--- START SUPPLIED DATA ---
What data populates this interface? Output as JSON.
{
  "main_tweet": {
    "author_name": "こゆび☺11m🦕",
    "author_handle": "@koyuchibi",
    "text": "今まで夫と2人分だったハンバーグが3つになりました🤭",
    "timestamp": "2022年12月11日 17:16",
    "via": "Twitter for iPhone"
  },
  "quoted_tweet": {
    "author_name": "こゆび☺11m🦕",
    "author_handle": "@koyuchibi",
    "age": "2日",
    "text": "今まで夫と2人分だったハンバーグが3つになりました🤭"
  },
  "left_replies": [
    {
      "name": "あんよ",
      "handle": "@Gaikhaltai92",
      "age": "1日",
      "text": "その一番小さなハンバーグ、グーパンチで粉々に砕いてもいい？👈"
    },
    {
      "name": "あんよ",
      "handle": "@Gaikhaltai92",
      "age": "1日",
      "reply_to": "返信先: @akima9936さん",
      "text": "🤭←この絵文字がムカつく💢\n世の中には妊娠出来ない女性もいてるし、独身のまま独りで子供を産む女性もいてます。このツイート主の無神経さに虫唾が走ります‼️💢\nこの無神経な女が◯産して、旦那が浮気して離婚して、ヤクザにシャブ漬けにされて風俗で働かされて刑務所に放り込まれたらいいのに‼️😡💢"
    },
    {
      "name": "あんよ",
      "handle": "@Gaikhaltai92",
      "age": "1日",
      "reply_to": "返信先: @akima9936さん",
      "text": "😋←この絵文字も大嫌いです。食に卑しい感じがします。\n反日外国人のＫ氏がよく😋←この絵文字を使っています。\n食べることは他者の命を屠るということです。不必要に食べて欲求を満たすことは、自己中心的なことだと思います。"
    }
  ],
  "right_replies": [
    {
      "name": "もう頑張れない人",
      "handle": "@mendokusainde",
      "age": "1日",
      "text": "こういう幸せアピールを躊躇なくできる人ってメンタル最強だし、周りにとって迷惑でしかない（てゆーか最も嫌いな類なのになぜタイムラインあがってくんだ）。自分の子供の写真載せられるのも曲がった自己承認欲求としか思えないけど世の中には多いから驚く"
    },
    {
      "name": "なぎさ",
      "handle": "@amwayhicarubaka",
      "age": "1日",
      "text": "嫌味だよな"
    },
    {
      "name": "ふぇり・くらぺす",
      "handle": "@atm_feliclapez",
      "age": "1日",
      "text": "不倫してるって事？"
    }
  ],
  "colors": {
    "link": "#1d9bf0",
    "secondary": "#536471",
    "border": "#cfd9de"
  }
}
--- END SUPPLIED DATA ---
(DIRECTION): Repeat the entries above exactly, leaving nothing out.

(EXERCISE RESULT):
What data populates this interface? Output as JSON.
{
  "main_tweet": {
    "author_name": "こゆび☺11m🦕",
    "author_handle": "@koyuchibi",
    "text": "今まで夫と2人分だったハンバーグが3つになりました🤭",
    "timestamp": "2022年12月11日 17:16",
    "via": "Twitter for iPhone"
  },
  "quoted_tweet": {
    "author_name": "こゆび☺11m🦕",
    "author_handle": "@koyuchibi",
    "age": "2日",
    "text": "今まで夫と2人分だったハンバーグが3つになりました🤭"
  },
  "left_replies": [
    {
      "name": "あんよ",
      "handle": "@Gaikhaltai92",
      "age": "1日",
      "text": "その一番小さなハンバーグ、グーパンチで粉々に砕いてもいい？👈"
    },
    {
      "name": "あんよ",
      "handle": "@Gaikhaltai92",
      "age": "1日",
      "reply_to": "返信先: @akima9936さん",
      "text": "🤭←この絵文字がムカつく💢\n世の中には妊娠出来ない女性もいてるし、独身のまま独りで子供を産む女性もいてます。このツイート主の無神経さに虫唾が走ります‼️💢\nこの無神経な女が◯産して、旦那が浮気して離婚して、ヤクザにシャブ漬けにされて風俗で働かされて刑務所に放り込まれたらいいのに‼️😡💢"
    },
    {
      "name": "あんよ",
      "handle": "@Gaikhaltai92",
      "age": "1日",
      "reply_to": "返信先: @akima9936さん",
      "text": "😋←この絵文字も大嫌いです。食に卑しい感じがします。\n反日外国人のＫ氏がよく😋←この絵文字を使っています。\n食べることは他者の命を屠るということです。不必要に食べて欲求を満たすことは、自己中心的なことだと思います。"
    }
  ],
  "right_replies": [
    {
      "name": "もう頑張れない人",
      "handle": "@mendokusainde",
      "age": "1日",
      "text": "こういう幸せアピールを躊躇なくできる人ってメンタル最強だし、周りにとって迷惑でしかない（てゆーか最も嫌いな類なのになぜタイムラインあがってくんだ）。自分の子供の写真載せられるのも曲がった自己承認欲求としか思えないけど世の中には多いから驚く"
    },
    {
      "name": "なぎさ",
      "handle": "@amwayhicarubaka",
      "age": "1日",
      "text": "嫌味だよな"
    },
    {
      "name": "ふぇり・くらぺす",
      "handle": "@atm_feliclapez",
      "age": "1日",
      "text": "不倫してるって事？"
    }
  ],
  "colors": {
    "link": "#1d9bf0",
    "secondary": "#536471",
    "border": "#cfd9de"
  }
}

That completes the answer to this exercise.